(Kutipan sumber):
%%

Saksikan Video Pilihan di Bawah Ini:


RUU Cipta Kerja Diminta Kecualikan UMKM Penuhi UMR

Massa yang tergabung dalam Front Perjuangan Rakyat (FPR) melakukan unjuk rasa di Jalan Gerbang Pemuda, Senayan, Jakarta, Jumat (14/8/2020). Dalam aksinya mereka menolak rencana pengesahan RUU Cipta Kerja atau omnibus law. (Liputan6.com/Faizal Fanani)

Kepala Lembaga Demografi Universitas Indonesia Turro S Wongkeran mengusulkan RUU Cipta Kerja mengecualikan sektor Usaha Mikro Kecil Menengah (UMKM) atas kewajiban memenuhi ketentuan upah minimum regional (UMR). Menyusul kondisi sulit yang dialami mayoritas pelaku usaha disektor tersebut akibat pandemi Covid-19.

"Ketentuan upah minimum susah sekali bagi UMKM. Itu mereka sebenarnya pekerja keluarga umumnya, walau mereka mendapat upah. Tapi usaha mereka terbatas sekali di pandemi ini," ujar dia dalam webinar bertajuk 'Kebijakan RUU Cipta Kerja Dalam Perspektif Teori Ekonomi', Jumat (11/10/2020).

%%

(Tugas):
1) Singkatan apa saja yang dalam kutipan sumber ditulis di dalam tanda kurung tepat setelah kepanjangannya? Sebutkan masing-masing beserta kepanjangannya.
2) Menurut kutipan sumber, apa judul webinar tempat Turro S Wongkeran menyampaikan pendapatnya?
Item-item berikut tidak diperlukan.

(Cuplikan data):
%%

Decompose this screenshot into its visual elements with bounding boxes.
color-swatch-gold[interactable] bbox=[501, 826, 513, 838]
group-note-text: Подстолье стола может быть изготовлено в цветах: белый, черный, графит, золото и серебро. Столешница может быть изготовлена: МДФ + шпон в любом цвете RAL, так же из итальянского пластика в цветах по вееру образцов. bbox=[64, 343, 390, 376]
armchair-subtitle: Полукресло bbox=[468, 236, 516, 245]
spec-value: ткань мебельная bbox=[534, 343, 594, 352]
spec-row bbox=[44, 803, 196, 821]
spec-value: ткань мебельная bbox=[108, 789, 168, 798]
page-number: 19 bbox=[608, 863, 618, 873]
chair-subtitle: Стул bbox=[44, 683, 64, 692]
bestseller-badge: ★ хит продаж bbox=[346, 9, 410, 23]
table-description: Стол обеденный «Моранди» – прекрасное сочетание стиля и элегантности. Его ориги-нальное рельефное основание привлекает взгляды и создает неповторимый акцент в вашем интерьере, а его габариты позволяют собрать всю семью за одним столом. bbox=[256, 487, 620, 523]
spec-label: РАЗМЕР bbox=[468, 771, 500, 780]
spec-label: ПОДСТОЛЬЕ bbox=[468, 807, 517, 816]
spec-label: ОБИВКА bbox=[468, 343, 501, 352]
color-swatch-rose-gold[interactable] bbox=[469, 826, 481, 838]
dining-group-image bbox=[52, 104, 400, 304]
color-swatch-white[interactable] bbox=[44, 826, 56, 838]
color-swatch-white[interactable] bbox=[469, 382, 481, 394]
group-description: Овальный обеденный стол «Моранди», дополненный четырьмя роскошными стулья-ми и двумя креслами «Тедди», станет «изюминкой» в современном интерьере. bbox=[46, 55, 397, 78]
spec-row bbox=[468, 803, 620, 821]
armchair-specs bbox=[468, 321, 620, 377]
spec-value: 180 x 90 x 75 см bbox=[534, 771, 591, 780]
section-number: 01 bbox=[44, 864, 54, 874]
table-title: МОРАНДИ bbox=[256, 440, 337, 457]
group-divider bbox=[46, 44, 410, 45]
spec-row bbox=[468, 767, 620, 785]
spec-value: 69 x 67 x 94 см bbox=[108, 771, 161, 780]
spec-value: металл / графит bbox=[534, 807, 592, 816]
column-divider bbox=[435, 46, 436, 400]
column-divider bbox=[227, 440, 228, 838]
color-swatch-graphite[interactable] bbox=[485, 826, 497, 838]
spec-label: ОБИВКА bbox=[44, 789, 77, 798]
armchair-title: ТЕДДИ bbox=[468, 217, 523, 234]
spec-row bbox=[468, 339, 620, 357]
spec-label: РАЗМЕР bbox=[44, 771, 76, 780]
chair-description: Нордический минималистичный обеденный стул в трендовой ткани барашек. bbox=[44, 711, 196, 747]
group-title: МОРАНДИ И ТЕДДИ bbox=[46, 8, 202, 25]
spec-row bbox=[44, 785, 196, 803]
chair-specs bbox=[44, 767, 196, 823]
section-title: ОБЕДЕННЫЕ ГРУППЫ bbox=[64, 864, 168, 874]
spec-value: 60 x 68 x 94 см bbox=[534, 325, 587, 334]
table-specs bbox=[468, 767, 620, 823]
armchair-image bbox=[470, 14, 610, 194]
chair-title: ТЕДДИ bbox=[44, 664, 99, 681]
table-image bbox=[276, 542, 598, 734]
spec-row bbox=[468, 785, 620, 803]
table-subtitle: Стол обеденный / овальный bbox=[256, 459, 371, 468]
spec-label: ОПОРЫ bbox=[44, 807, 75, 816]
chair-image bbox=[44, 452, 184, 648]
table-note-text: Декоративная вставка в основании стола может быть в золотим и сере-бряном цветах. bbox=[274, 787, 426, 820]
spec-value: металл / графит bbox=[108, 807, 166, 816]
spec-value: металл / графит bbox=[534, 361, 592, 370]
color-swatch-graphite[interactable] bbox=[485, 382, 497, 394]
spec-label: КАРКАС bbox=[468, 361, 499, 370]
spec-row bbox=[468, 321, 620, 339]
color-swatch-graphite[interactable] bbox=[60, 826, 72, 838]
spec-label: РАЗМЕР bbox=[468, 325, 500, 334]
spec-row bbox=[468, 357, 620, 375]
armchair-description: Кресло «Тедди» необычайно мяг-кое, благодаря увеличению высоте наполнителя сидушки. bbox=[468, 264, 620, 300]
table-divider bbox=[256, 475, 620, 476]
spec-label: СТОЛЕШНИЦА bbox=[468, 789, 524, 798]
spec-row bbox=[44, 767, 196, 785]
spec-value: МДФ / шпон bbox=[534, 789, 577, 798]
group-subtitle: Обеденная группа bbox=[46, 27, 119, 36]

%%

(Daftar jawaban):
1)
- FPR: Front Perjuangan Rakyat
- UMKM: Usaha Mikro Kecil Menengah
- UMR: upah minimum regional

2) 'Kebijakan RUU Cipta Kerja Dalam Perspektif Teori Ekonomi'